### Aim
Omit every picture, then give all the entries again exactly.

### Records for the exercise

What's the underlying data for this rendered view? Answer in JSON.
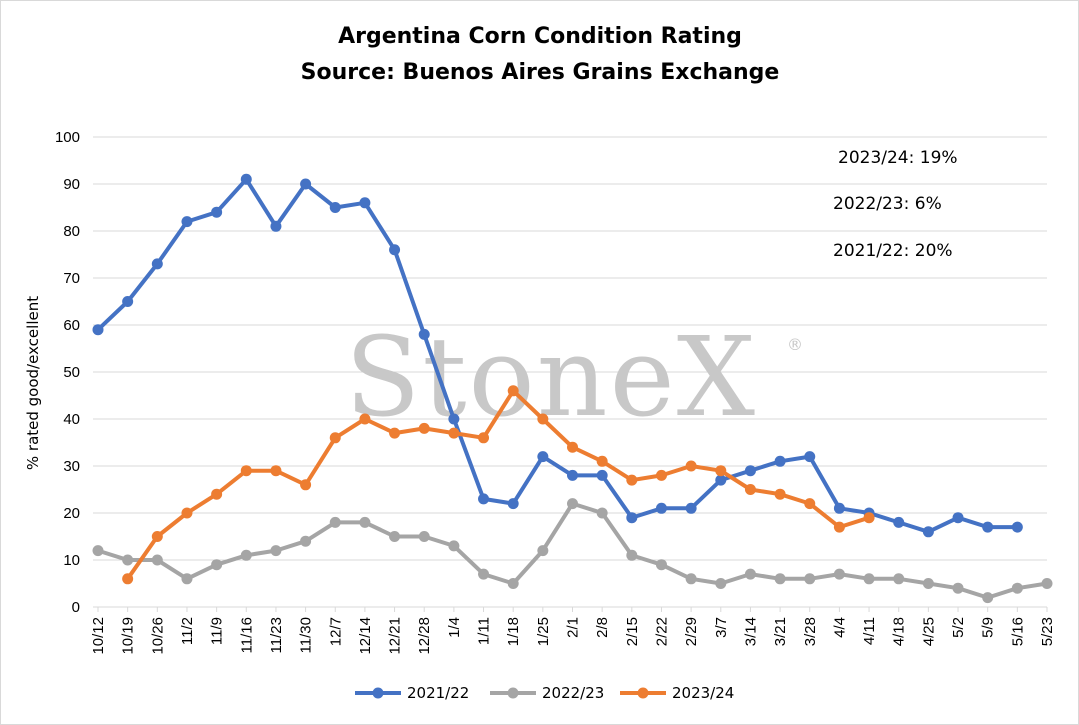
{
  "chart_data": {
    "type": "line",
    "title": "Argentina Corn Condition Rating",
    "subtitle": "Source: Buenos Aires Grains Exchange",
    "xlabel": "",
    "ylabel": "% rated good/excellent",
    "ylim": [
      0,
      100
    ],
    "yticks": [
      0,
      10,
      20,
      30,
      40,
      50,
      60,
      70,
      80,
      90,
      100
    ],
    "grid": "horizontal",
    "legend_position": "bottom",
    "watermark": "StoneX",
    "watermark_mark": "®",
    "categories": [
      "10/12",
      "10/19",
      "10/26",
      "11/2",
      "11/9",
      "11/16",
      "11/23",
      "11/30",
      "12/7",
      "12/14",
      "12/21",
      "12/28",
      "1/4",
      "1/11",
      "1/18",
      "1/25",
      "2/1",
      "2/8",
      "2/15",
      "2/22",
      "2/29",
      "3/7",
      "3/14",
      "3/21",
      "3/28",
      "4/4",
      "4/11",
      "4/18",
      "4/25",
      "5/2",
      "5/9",
      "5/16",
      "5/23"
    ],
    "series": [
      {
        "name": "2021/22",
        "color": "#4472C4",
        "values": [
          59,
          65,
          73,
          82,
          84,
          91,
          81,
          90,
          85,
          86,
          76,
          58,
          40,
          23,
          22,
          32,
          28,
          28,
          19,
          21,
          21,
          27,
          29,
          31,
          32,
          21,
          20,
          18,
          16,
          19,
          17,
          17,
          null
        ]
      },
      {
        "name": "2022/23",
        "color": "#A5A5A5",
        "values": [
          12,
          10,
          10,
          6,
          9,
          11,
          12,
          14,
          18,
          18,
          15,
          15,
          13,
          7,
          5,
          12,
          22,
          20,
          11,
          9,
          6,
          5,
          7,
          6,
          6,
          7,
          6,
          6,
          5,
          4,
          2,
          4,
          5
        ]
      },
      {
        "name": "2023/24",
        "color": "#ED7D31",
        "values": [
          null,
          6,
          15,
          20,
          24,
          29,
          29,
          26,
          36,
          40,
          37,
          38,
          37,
          36,
          46,
          40,
          34,
          31,
          27,
          28,
          30,
          29,
          25,
          24,
          22,
          17,
          19,
          null,
          null,
          null,
          null,
          null,
          null
        ]
      }
    ],
    "annotations": [
      "2023/24: 19%",
      "2022/23: 6%",
      "2021/22: 20%"
    ]
  }
}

### Full answer
What's the underlying data for this rendered view? Answer in JSON.
{
  "chart_data": {
    "type": "line",
    "title": "Argentina Corn Condition Rating",
    "subtitle": "Source: Buenos Aires Grains Exchange",
    "xlabel": "",
    "ylabel": "% rated good/excellent",
    "ylim": [
      0,
      100
    ],
    "yticks": [
      0,
      10,
      20,
      30,
      40,
      50,
      60,
      70,
      80,
      90,
      100
    ],
    "grid": "horizontal",
    "legend_position": "bottom",
    "watermark": "StoneX",
    "watermark_mark": "®",
    "categories": [
      "10/12",
      "10/19",
      "10/26",
      "11/2",
      "11/9",
      "11/16",
      "11/23",
      "11/30",
      "12/7",
      "12/14",
      "12/21",
      "12/28",
      "1/4",
      "1/11",
      "1/18",
      "1/25",
      "2/1",
      "2/8",
      "2/15",
      "2/22",
      "2/29",
      "3/7",
      "3/14",
      "3/21",
      "3/28",
      "4/4",
      "4/11",
      "4/18",
      "4/25",
      "5/2",
      "5/9",
      "5/16",
      "5/23"
    ],
    "series": [
      {
        "name": "2021/22",
        "color": "#4472C4",
        "values": [
          59,
          65,
          73,
          82,
          84,
          91,
          81,
          90,
          85,
          86,
          76,
          58,
          40,
          23,
          22,
          32,
          28,
          28,
          19,
          21,
          21,
          27,
          29,
          31,
          32,
          21,
          20,
          18,
          16,
          19,
          17,
          17,
          null
        ]
      },
      {
        "name": "2022/23",
        "color": "#A5A5A5",
        "values": [
          12,
          10,
          10,
          6,
          9,
          11,
          12,
          14,
          18,
          18,
          15,
          15,
          13,
          7,
          5,
          12,
          22,
          20,
          11,
          9,
          6,
          5,
          7,
          6,
          6,
          7,
          6,
          6,
          5,
          4,
          2,
          4,
          5
        ]
      },
      {
        "name": "2023/24",
        "color": "#ED7D31",
        "values": [
          null,
          6,
          15,
          20,
          24,
          29,
          29,
          26,
          36,
          40,
          37,
          38,
          37,
          36,
          46,
          40,
          34,
          31,
          27,
          28,
          30,
          29,
          25,
          24,
          22,
          17,
          19,
          null,
          null,
          null,
          null,
          null,
          null
        ]
      }
    ],
    "annotations": [
      "2023/24: 19%",
      "2022/23: 6%",
      "2021/22: 20%"
    ]
  }
}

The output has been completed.